-- Start DATASET --

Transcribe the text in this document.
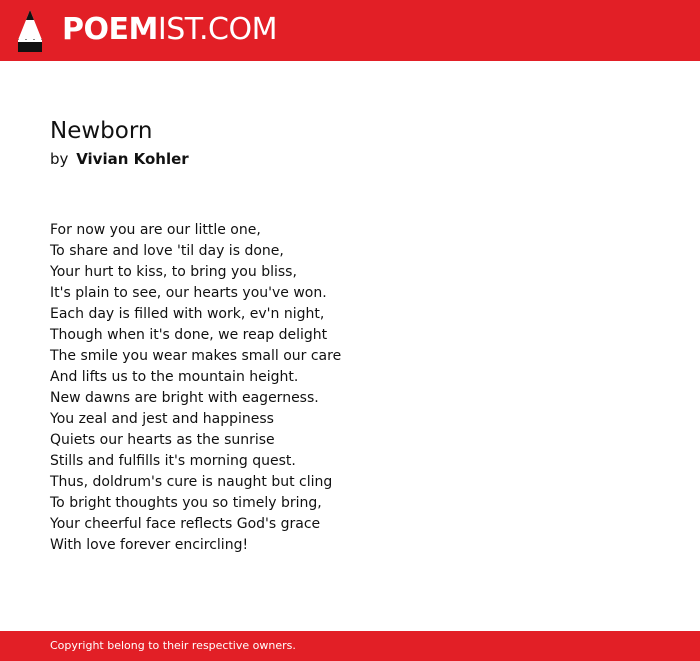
POEMIST.COM
Newborn
by Vivian Kohler
For now you are our little one,
To share and love 'til day is done,
Your hurt to kiss, to bring you bliss,
It's plain to see, our hearts you've won.
Each day is filled with work, ev'n night,
Though when it's done, we reap delight
The smile you wear makes small our care
And lifts us to the mountain height.
New dawns are bright with eagerness.
You zeal and jest and happiness
Quiets our hearts as the sunrise
Stills and fulfills it's morning quest.
Thus, doldrum's cure is naught but cling
To bright thoughts you so timely bring,
Your cheerful face reflects God's grace
With love forever encircling!
Copyright belong to their respective owners.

-- End DATASET --

§ **WHAT IS REQUIRED**
Write every record out again exactly; no pictures belong in the copy.

§ **SOLUTION BELOW**
Transcribe the text in this document.
POEMIST.COM
Newborn
by Vivian Kohler
For now you are our little one,
To share and love 'til day is done,
Your hurt to kiss, to bring you bliss,
It's plain to see, our hearts you've won.
Each day is filled with work, ev'n night,
Though when it's done, we reap delight
The smile you wear makes small our care
And lifts us to the mountain height.
New dawns are bright with eagerness.
You zeal and jest and happiness
Quiets our hearts as the sunrise
Stills and fulfills it's morning quest.
Thus, doldrum's cure is naught but cling
To bright thoughts you so timely bring,
Your cheerful face reflects God's grace
With love forever encircling!
Copyright belong to their respective owners.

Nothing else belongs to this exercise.